> [Quoted passage]:
____
16  Where to go next

Abstract. This chapter summarizes the main learning goals of the book, and outlines possible next steps. Special attention is paid to an ethical application of computational methods, as well as to the importance of open and transparent science.

Keywords. summary, open science, ethics

Objectives:

This concluding chapter provides a broad overview of what was covered so far, and what interesting avenues there are to explore next. It gives pointers to resources to learn more about topics such as programming, statistical modeling or deep learning. It also discusses considerations regarding ethics and open science.

16.1 How Far Have We Come?

In this book, we introduced you to the computational analysis of communication. In Chapter 1, we tried to convince you that the computational analysis of communication is a worthwhile endeavor – and we also highlighted that there is much more to the subject than this book can cover. So here we are now. Maybe you skipped some chapters, maybe you did some additional reading or followed some online tutorials, and maybe you completed your first small project that involved some of techniques we covered. Time to recap.

You now have some knowledge of programming. We hope that this has opened new doors for you, and allows you to use a wealth of libraries, tutorials, and tools that may make your life easier, your research more productive, and your analyses better.

You have learned how to handle new types of data. Not only traditional tabular datasets, but also textual data, semi-structured data, and to some extent network data and images.
____
> [Supplied material]:
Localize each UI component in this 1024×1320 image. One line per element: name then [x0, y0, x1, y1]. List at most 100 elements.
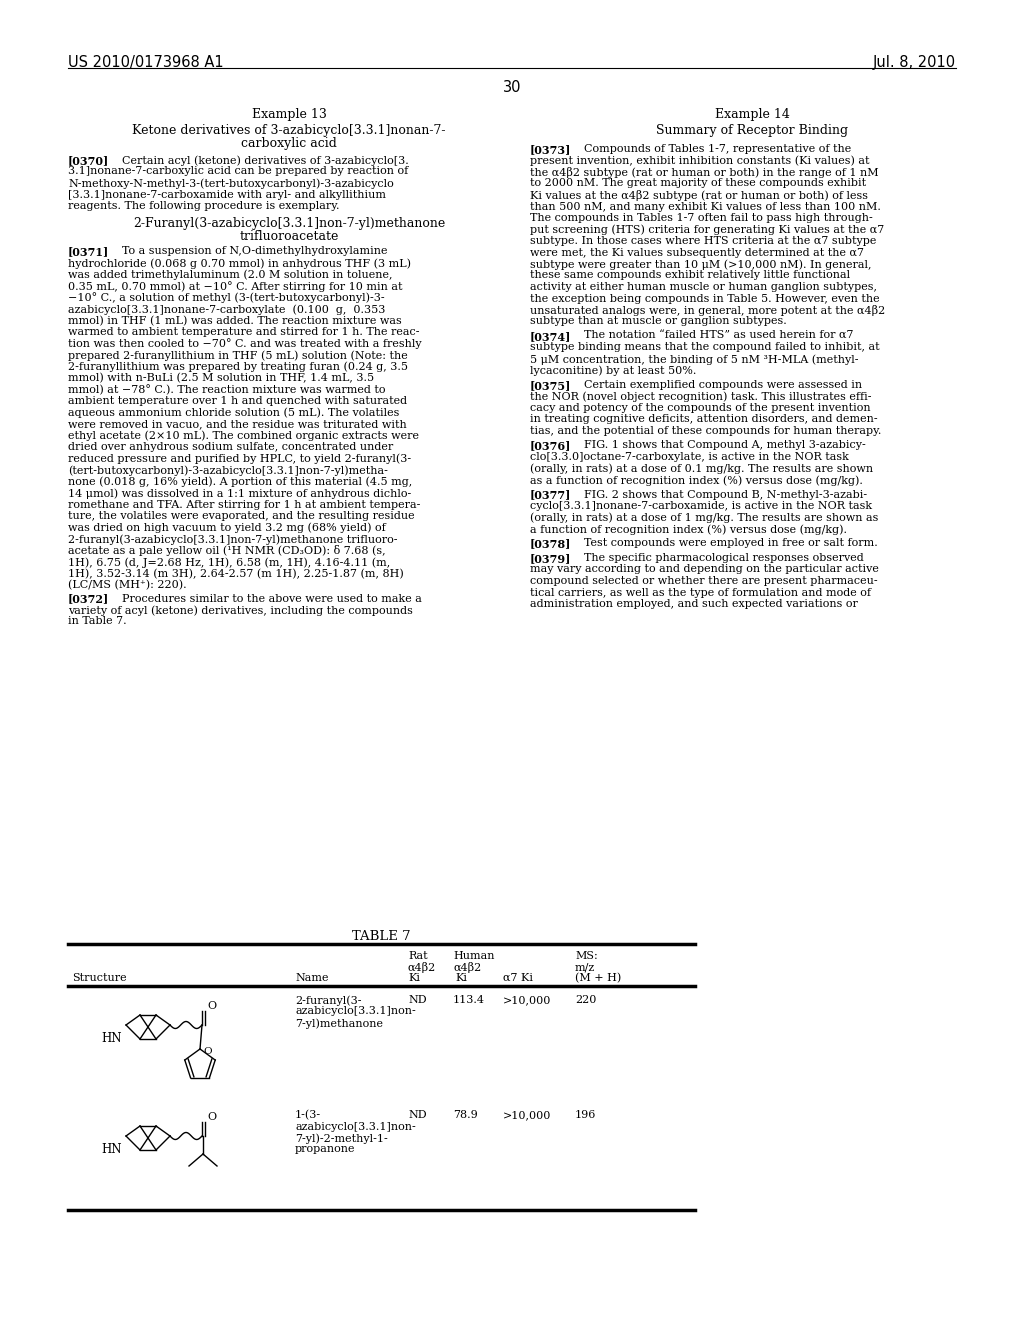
____
> [Task]: Pick up the concluding chapter on computational analysis of communication after its last sentence and keep writing it. The data has no connection to the concluding chapter on computational analysis of communication.

> [Answer below]:
You can apply machine-learning frameworks. You know about both unsupervised and supervised approaches, and can decide how they can be useful for finding answers to your research questions.

Finally, you have got at least a first impression of some cool techniques like neural networks and services such as databases, containers, and cloud computing. We hope that being aware of them will help you to make an informed decision whether they may be good tools to dive into for your upcoming projects.

16.2 Where To Go Next?

But what should you learn next?

Most importantly, we cannot stress enough that it should be the research question that is the guide, not the method. You shouldn’t use the newest neural network module just because it’s cool, when counting occurrences of a simple regular expression does the trick. But this also applies the other way around: if a new method performs much better than an old one, you should learn it! For too long, for instance, people have relied on simple bag-of-words sentiment analyses with off-the-shelf dictionaries, simply because they were easy to use – despite better alternatives being available.

Having said that, we will nevertheless try to give some general recommendations for what to learn next.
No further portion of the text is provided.